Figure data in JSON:
[start]

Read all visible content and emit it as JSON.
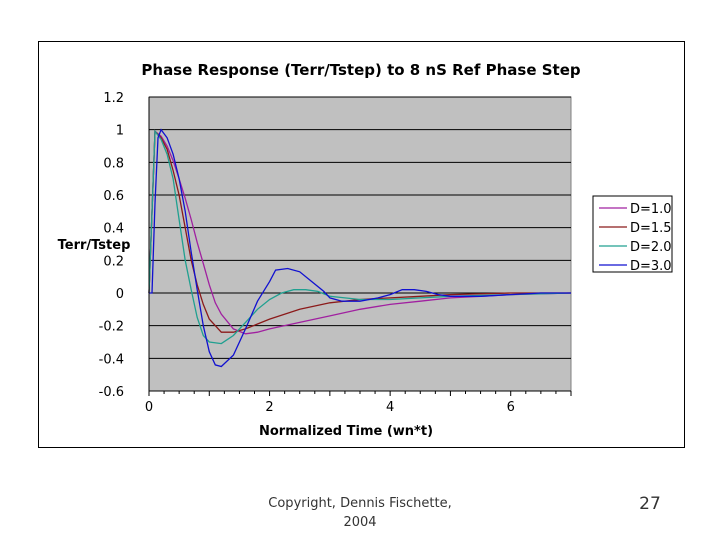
{
  "chart_data": {
    "type": "line",
    "title": "Phase Response (Terr/Tstep) to 8 nS Ref Phase Step",
    "xlabel": "Normalized Time (wn*t)",
    "ylabel": "Terr/Tstep",
    "xlim": [
      0,
      7
    ],
    "ylim": [
      -0.6,
      1.2
    ],
    "xticks": [
      "0",
      "2",
      "4",
      "6"
    ],
    "yticks": [
      "1.2",
      "1",
      "0.8",
      "0.6",
      "0.4",
      "0.2",
      "0",
      "-0.2",
      "-0.4",
      "-0.6"
    ],
    "grid": "horizontal",
    "legend_position": "right",
    "series": [
      {
        "name": "D=1.0",
        "color": "#a020a0",
        "x": [
          0,
          0.1,
          0.2,
          0.3,
          0.4,
          0.5,
          0.6,
          0.7,
          0.8,
          0.9,
          1.0,
          1.1,
          1.2,
          1.4,
          1.6,
          1.8,
          2.0,
          2.5,
          3.0,
          3.5,
          4.0,
          4.5,
          5.0,
          5.5,
          6.0,
          6.5,
          7.0
        ],
        "y": [
          0,
          0.99,
          0.96,
          0.9,
          0.81,
          0.7,
          0.58,
          0.45,
          0.31,
          0.18,
          0.05,
          -0.06,
          -0.13,
          -0.22,
          -0.25,
          -0.24,
          -0.22,
          -0.18,
          -0.14,
          -0.1,
          -0.07,
          -0.05,
          -0.03,
          -0.02,
          -0.01,
          -0.005,
          0
        ]
      },
      {
        "name": "D=1.5",
        "color": "#8b1a1a",
        "x": [
          0,
          0.1,
          0.2,
          0.3,
          0.4,
          0.5,
          0.6,
          0.7,
          0.8,
          0.9,
          1.0,
          1.2,
          1.4,
          1.6,
          1.8,
          2.0,
          2.5,
          3.0,
          3.5,
          4.0,
          4.5,
          5.0,
          6.0,
          7.0
        ],
        "y": [
          0,
          0.99,
          0.95,
          0.88,
          0.75,
          0.6,
          0.4,
          0.2,
          0.05,
          -0.07,
          -0.16,
          -0.24,
          -0.24,
          -0.22,
          -0.19,
          -0.16,
          -0.1,
          -0.06,
          -0.04,
          -0.03,
          -0.02,
          -0.01,
          0,
          0
        ]
      },
      {
        "name": "D=2.0",
        "color": "#20a090",
        "x": [
          0,
          0.1,
          0.2,
          0.3,
          0.4,
          0.5,
          0.6,
          0.7,
          0.8,
          0.9,
          1.0,
          1.2,
          1.4,
          1.6,
          1.8,
          2.0,
          2.2,
          2.4,
          2.6,
          2.8,
          3.0,
          3.5,
          4.0,
          4.5,
          5.0,
          6.0,
          7.0
        ],
        "y": [
          0,
          0.99,
          0.94,
          0.85,
          0.7,
          0.45,
          0.2,
          0.02,
          -0.15,
          -0.26,
          -0.3,
          -0.31,
          -0.26,
          -0.18,
          -0.1,
          -0.04,
          0,
          0.02,
          0.02,
          0.01,
          -0.02,
          -0.04,
          -0.04,
          -0.03,
          -0.02,
          -0.01,
          0
        ]
      },
      {
        "name": "D=3.0",
        "color": "#1010d0",
        "x": [
          0,
          0.05,
          0.1,
          0.15,
          0.2,
          0.3,
          0.4,
          0.5,
          0.6,
          0.7,
          0.8,
          0.9,
          1.0,
          1.1,
          1.2,
          1.4,
          1.6,
          1.8,
          2.0,
          2.1,
          2.3,
          2.5,
          2.7,
          2.9,
          3.0,
          3.2,
          3.5,
          3.8,
          4.0,
          4.2,
          4.4,
          4.6,
          4.8,
          5.0,
          5.5,
          6.0,
          6.5,
          7.0
        ],
        "y": [
          0,
          0,
          0.55,
          0.95,
          1.0,
          0.95,
          0.85,
          0.7,
          0.5,
          0.25,
          0.02,
          -0.2,
          -0.36,
          -0.44,
          -0.45,
          -0.38,
          -0.22,
          -0.05,
          0.07,
          0.14,
          0.15,
          0.13,
          0.07,
          0.01,
          -0.03,
          -0.05,
          -0.05,
          -0.03,
          -0.01,
          0.02,
          0.02,
          0.01,
          -0.01,
          -0.02,
          -0.02,
          -0.01,
          0,
          0
        ]
      }
    ]
  },
  "footer": {
    "copyright_line1": "Copyright, Dennis Fischette,",
    "copyright_line2": "2004",
    "page_number": "27"
  }
}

[end]

Task statement: Quote the preceding listing precisely and completely, omitting its images.

Solved exercise:
Read all visible content and emit it as JSON.
{
  "chart_data": {
    "type": "line",
    "title": "Phase Response (Terr/Tstep) to 8 nS Ref Phase Step",
    "xlabel": "Normalized Time (wn*t)",
    "ylabel": "Terr/Tstep",
    "xlim": [
      0,
      7
    ],
    "ylim": [
      -0.6,
      1.2
    ],
    "xticks": [
      "0",
      "2",
      "4",
      "6"
    ],
    "yticks": [
      "1.2",
      "1",
      "0.8",
      "0.6",
      "0.4",
      "0.2",
      "0",
      "-0.2",
      "-0.4",
      "-0.6"
    ],
    "grid": "horizontal",
    "legend_position": "right",
    "series": [
      {
        "name": "D=1.0",
        "color": "#a020a0",
        "x": [
          0,
          0.1,
          0.2,
          0.3,
          0.4,
          0.5,
          0.6,
          0.7,
          0.8,
          0.9,
          1.0,
          1.1,
          1.2,
          1.4,
          1.6,
          1.8,
          2.0,
          2.5,
          3.0,
          3.5,
          4.0,
          4.5,
          5.0,
          5.5,
          6.0,
          6.5,
          7.0
        ],
        "y": [
          0,
          0.99,
          0.96,
          0.9,
          0.81,
          0.7,
          0.58,
          0.45,
          0.31,
          0.18,
          0.05,
          -0.06,
          -0.13,
          -0.22,
          -0.25,
          -0.24,
          -0.22,
          -0.18,
          -0.14,
          -0.1,
          -0.07,
          -0.05,
          -0.03,
          -0.02,
          -0.01,
          -0.005,
          0
        ]
      },
      {
        "name": "D=1.5",
        "color": "#8b1a1a",
        "x": [
          0,
          0.1,
          0.2,
          0.3,
          0.4,
          0.5,
          0.6,
          0.7,
          0.8,
          0.9,
          1.0,
          1.2,
          1.4,
          1.6,
          1.8,
          2.0,
          2.5,
          3.0,
          3.5,
          4.0,
          4.5,
          5.0,
          6.0,
          7.0
        ],
        "y": [
          0,
          0.99,
          0.95,
          0.88,
          0.75,
          0.6,
          0.4,
          0.2,
          0.05,
          -0.07,
          -0.16,
          -0.24,
          -0.24,
          -0.22,
          -0.19,
          -0.16,
          -0.1,
          -0.06,
          -0.04,
          -0.03,
          -0.02,
          -0.01,
          0,
          0
        ]
      },
      {
        "name": "D=2.0",
        "color": "#20a090",
        "x": [
          0,
          0.1,
          0.2,
          0.3,
          0.4,
          0.5,
          0.6,
          0.7,
          0.8,
          0.9,
          1.0,
          1.2,
          1.4,
          1.6,
          1.8,
          2.0,
          2.2,
          2.4,
          2.6,
          2.8,
          3.0,
          3.5,
          4.0,
          4.5,
          5.0,
          6.0,
          7.0
        ],
        "y": [
          0,
          0.99,
          0.94,
          0.85,
          0.7,
          0.45,
          0.2,
          0.02,
          -0.15,
          -0.26,
          -0.3,
          -0.31,
          -0.26,
          -0.18,
          -0.1,
          -0.04,
          0,
          0.02,
          0.02,
          0.01,
          -0.02,
          -0.04,
          -0.04,
          -0.03,
          -0.02,
          -0.01,
          0
        ]
      },
      {
        "name": "D=3.0",
        "color": "#1010d0",
        "x": [
          0,
          0.05,
          0.1,
          0.15,
          0.2,
          0.3,
          0.4,
          0.5,
          0.6,
          0.7,
          0.8,
          0.9,
          1.0,
          1.1,
          1.2,
          1.4,
          1.6,
          1.8,
          2.0,
          2.1,
          2.3,
          2.5,
          2.7,
          2.9,
          3.0,
          3.2,
          3.5,
          3.8,
          4.0,
          4.2,
          4.4,
          4.6,
          4.8,
          5.0,
          5.5,
          6.0,
          6.5,
          7.0
        ],
        "y": [
          0,
          0,
          0.55,
          0.95,
          1.0,
          0.95,
          0.85,
          0.7,
          0.5,
          0.25,
          0.02,
          -0.2,
          -0.36,
          -0.44,
          -0.45,
          -0.38,
          -0.22,
          -0.05,
          0.07,
          0.14,
          0.15,
          0.13,
          0.07,
          0.01,
          -0.03,
          -0.05,
          -0.05,
          -0.03,
          -0.01,
          0.02,
          0.02,
          0.01,
          -0.01,
          -0.02,
          -0.02,
          -0.01,
          0,
          0
        ]
      }
    ]
  },
  "footer": {
    "copyright_line1": "Copyright, Dennis Fischette,",
    "copyright_line2": "2004",
    "page_number": "27"
  }
}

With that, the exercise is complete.